### Data shown

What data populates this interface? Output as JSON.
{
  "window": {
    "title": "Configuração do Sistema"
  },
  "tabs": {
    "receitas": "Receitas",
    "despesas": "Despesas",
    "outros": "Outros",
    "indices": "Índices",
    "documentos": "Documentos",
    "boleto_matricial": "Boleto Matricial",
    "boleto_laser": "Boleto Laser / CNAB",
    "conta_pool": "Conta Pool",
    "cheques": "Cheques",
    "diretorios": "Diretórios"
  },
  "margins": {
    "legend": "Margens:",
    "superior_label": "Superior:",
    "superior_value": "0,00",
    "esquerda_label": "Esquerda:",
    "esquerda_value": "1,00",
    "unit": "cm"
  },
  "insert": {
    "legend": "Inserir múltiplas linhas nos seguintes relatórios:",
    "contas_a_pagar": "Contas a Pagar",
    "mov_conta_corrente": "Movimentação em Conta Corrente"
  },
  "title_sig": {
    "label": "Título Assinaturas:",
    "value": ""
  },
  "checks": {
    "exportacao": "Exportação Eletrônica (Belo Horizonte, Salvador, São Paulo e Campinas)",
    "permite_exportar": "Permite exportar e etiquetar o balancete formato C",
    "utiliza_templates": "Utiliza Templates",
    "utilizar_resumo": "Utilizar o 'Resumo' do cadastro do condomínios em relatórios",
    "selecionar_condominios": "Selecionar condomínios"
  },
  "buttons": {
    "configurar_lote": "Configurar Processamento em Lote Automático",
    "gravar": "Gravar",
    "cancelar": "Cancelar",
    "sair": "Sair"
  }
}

######

-- Directions for this task --
Go through the listing and copy all of it exactly.

-- Response --
What data populates this interface? Output as JSON.
{
  "window": {
    "title": "Configuração do Sistema"
  },
  "tabs": {
    "receitas": "Receitas",
    "despesas": "Despesas",
    "outros": "Outros",
    "indices": "Índices",
    "documentos": "Documentos",
    "boleto_matricial": "Boleto Matricial",
    "boleto_laser": "Boleto Laser / CNAB",
    "conta_pool": "Conta Pool",
    "cheques": "Cheques",
    "diretorios": "Diretórios"
  },
  "margins": {
    "legend": "Margens:",
    "superior_label": "Superior:",
    "superior_value": "0,00",
    "esquerda_label": "Esquerda:",
    "esquerda_value": "1,00",
    "unit": "cm"
  },
  "insert": {
    "legend": "Inserir múltiplas linhas nos seguintes relatórios:",
    "contas_a_pagar": "Contas a Pagar",
    "mov_conta_corrente": "Movimentação em Conta Corrente"
  },
  "title_sig": {
    "label": "Título Assinaturas:",
    "value": ""
  },
  "checks": {
    "exportacao": "Exportação Eletrônica (Belo Horizonte, Salvador, São Paulo e Campinas)",
    "permite_exportar": "Permite exportar e etiquetar o balancete formato C",
    "utiliza_templates": "Utiliza Templates",
    "utilizar_resumo": "Utilizar o 'Resumo' do cadastro do condomínios em relatórios",
    "selecionar_condominios": "Selecionar condomínios"
  },
  "buttons": {
    "configurar_lote": "Configurar Processamento em Lote Automático",
    "gravar": "Gravar",
    "cancelar": "Cancelar",
    "sair": "Sair"
  }
}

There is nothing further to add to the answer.